--- Selected passage ---

Exchange Rates (Copy)
11.2.1 Measurement of Exchange Rates
- Nominal Exchange Rate:
- The rate at which one currency can be exchanged for another.
- Expressed as units of foreign currency per unit of domestic currency (or vice versa).
- Example: 1 USD = 75 PKR.
- Real Exchange Rate:
- Adjusted for price level differences between countries to reflect the relative purchasing power of currencies.
- Formula:
Real Exchange Rate = (Nominal Exchange Rate × Domestic Price Level) ÷ Foreign Price Level - Indicates competitiveness of a country’s goods internationally.
- Trade-Weighted Exchange Rate (Effective Exchange Rate):
- Weighted average of a country’s currency relative to a basket of other currencies, weighted by trade volumes with those countries.
- Better measure of overall external competitiveness than bilateral nominal rate.
11.2.2 Determination of Exchange Rates Under Fixed and Managed Systems
- Fixed Exchange Rate System:
- Currency value is pegged to another currency or basket of currencies.
- Central bank intervenes actively to maintain rate by buying/selling reserves.
- Managed (Dirty) Float System:
- Exchange rates fluctuate with market forces but central bank intervenes occasionally to smooth volatility or guide value.

---

**Directions for this task**.
Please write out the exchange rates text from "- Example: 1" up to and including "bilateral nominal rate.". You won't need the rows.

--- Material provided ---

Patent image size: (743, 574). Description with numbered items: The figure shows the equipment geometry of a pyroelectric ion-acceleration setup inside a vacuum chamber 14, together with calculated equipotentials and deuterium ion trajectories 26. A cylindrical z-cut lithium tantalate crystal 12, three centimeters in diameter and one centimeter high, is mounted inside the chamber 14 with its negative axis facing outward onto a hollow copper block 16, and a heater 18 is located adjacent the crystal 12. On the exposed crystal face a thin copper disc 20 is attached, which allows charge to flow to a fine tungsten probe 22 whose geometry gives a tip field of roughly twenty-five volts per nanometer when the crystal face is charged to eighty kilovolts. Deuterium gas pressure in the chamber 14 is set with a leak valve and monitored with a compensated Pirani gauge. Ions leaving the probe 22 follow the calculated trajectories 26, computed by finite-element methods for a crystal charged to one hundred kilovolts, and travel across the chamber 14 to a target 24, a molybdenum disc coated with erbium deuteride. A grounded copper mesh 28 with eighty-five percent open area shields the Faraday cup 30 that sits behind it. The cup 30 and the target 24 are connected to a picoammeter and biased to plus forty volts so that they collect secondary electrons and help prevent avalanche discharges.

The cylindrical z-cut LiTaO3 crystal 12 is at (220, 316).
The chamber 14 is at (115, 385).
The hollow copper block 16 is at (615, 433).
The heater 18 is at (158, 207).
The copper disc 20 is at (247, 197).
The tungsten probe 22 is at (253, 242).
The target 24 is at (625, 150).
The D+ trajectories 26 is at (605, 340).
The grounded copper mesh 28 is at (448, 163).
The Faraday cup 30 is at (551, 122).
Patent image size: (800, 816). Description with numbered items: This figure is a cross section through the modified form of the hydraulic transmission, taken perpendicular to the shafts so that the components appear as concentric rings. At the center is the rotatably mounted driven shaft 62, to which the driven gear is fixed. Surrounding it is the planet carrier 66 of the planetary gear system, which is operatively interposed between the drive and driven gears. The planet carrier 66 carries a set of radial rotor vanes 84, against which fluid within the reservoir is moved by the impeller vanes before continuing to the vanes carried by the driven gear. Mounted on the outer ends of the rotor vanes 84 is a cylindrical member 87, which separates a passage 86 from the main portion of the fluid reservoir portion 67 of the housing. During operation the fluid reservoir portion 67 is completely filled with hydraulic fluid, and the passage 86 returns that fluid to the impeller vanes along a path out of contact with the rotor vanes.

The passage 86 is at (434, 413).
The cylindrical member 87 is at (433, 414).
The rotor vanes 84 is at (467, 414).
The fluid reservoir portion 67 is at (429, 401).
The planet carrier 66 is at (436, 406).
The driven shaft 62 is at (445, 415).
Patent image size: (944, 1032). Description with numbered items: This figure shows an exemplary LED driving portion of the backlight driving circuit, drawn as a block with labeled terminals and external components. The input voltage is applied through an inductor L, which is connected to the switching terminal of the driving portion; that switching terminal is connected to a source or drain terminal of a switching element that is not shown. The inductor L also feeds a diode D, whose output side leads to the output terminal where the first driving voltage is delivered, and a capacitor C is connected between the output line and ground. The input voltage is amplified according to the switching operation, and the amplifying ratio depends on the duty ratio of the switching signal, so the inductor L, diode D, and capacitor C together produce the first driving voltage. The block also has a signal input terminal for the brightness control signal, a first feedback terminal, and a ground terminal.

---

**Solution to the exercise**.
- Example: 1 USD = 75 PKR.
- Real Exchange Rate:
- Adjusted for price level differences between countries to reflect the relative purchasing power of currencies.
- Formula:
Real Exchange Rate = (Nominal Exchange Rate × Domestic Price Level) ÷ Foreign Price Level - Indicates competitiveness of a country’s goods internationally.
- Trade-Weighted Exchange Rate (Effective Exchange Rate):
- Weighted average of a country’s currency relative to a basket of other currencies, weighted by trade volumes with those countries.
- Better measure of overall external competitiveness than bilateral nominal rate.